▶ _Given exercise_
Extract all lines in the data that contain the word "игры".

▶ _Records provided_
┌────────
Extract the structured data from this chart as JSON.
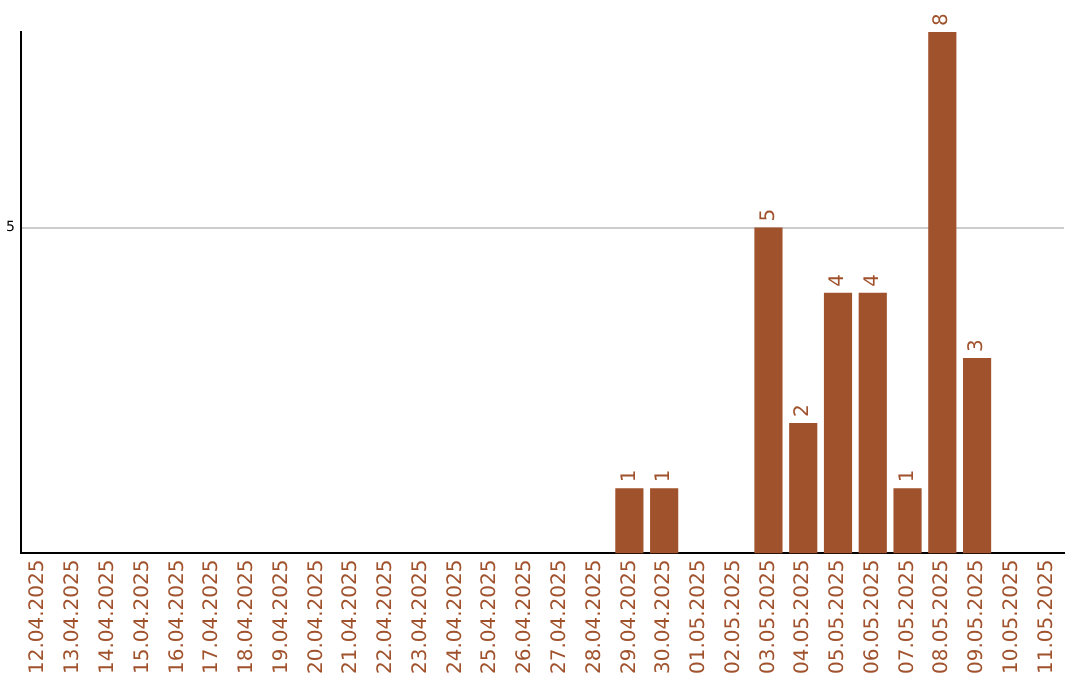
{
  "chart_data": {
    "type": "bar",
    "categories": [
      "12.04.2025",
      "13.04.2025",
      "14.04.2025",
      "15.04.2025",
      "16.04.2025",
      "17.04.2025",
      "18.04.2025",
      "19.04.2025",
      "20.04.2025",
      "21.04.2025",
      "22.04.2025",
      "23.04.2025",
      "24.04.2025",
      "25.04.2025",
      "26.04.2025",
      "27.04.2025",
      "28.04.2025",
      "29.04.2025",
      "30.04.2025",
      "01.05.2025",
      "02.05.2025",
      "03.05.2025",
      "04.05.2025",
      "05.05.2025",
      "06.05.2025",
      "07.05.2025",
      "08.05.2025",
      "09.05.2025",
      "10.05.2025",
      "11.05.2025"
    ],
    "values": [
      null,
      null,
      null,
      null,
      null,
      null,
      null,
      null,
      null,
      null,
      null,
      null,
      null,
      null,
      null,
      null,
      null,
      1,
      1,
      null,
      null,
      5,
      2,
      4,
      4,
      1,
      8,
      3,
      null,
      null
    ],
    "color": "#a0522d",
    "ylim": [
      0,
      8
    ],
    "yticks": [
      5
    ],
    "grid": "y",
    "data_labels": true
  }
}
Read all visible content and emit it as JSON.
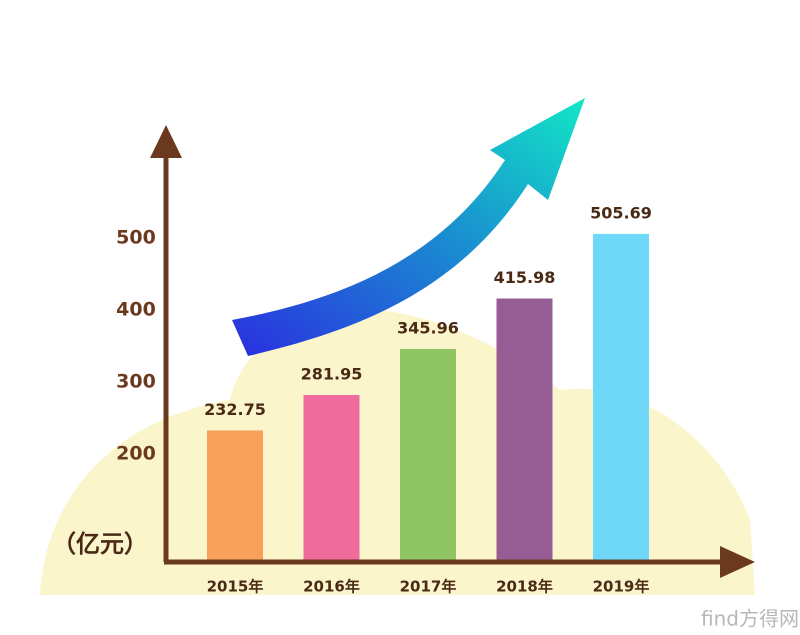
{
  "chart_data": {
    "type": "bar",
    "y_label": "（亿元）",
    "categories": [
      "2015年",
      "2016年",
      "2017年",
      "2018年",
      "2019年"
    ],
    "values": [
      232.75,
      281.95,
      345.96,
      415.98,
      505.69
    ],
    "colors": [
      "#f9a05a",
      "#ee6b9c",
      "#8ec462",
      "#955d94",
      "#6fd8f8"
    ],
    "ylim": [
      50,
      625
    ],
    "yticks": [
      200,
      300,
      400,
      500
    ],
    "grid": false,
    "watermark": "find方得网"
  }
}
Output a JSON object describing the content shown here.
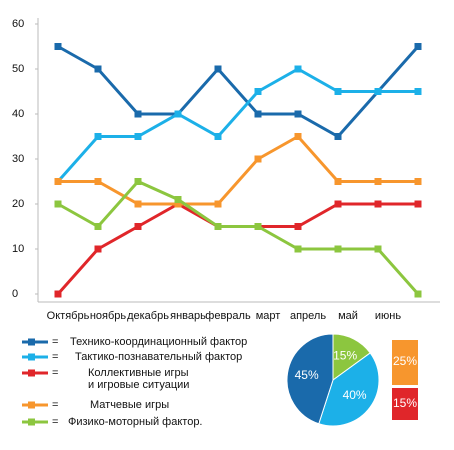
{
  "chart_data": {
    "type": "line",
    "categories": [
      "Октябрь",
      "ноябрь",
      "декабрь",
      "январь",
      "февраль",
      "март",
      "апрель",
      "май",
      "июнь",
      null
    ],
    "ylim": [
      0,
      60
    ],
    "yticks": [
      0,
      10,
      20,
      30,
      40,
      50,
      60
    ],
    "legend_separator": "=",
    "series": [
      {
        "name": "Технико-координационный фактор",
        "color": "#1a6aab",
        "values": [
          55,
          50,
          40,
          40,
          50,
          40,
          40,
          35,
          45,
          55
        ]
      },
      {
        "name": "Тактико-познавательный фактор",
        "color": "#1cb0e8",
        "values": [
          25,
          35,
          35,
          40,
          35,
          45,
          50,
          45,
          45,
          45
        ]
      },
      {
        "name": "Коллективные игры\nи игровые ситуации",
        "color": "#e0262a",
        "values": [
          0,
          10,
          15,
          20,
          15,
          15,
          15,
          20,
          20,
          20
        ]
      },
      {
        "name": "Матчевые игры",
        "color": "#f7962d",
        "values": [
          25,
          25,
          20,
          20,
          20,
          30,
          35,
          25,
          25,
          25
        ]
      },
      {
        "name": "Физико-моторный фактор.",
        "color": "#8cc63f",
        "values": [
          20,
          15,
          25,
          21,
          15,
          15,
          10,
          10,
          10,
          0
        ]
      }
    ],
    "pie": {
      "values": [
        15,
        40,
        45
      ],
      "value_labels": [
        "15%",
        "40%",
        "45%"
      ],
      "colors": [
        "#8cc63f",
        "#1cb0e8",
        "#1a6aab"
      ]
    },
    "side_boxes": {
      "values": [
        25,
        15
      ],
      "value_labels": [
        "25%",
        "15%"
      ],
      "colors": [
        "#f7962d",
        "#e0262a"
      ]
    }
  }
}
└────────
▶ _Exercise result_
        "name": "Коллективные игры\nи игровые ситуации",
        "name": "Матчевые игры",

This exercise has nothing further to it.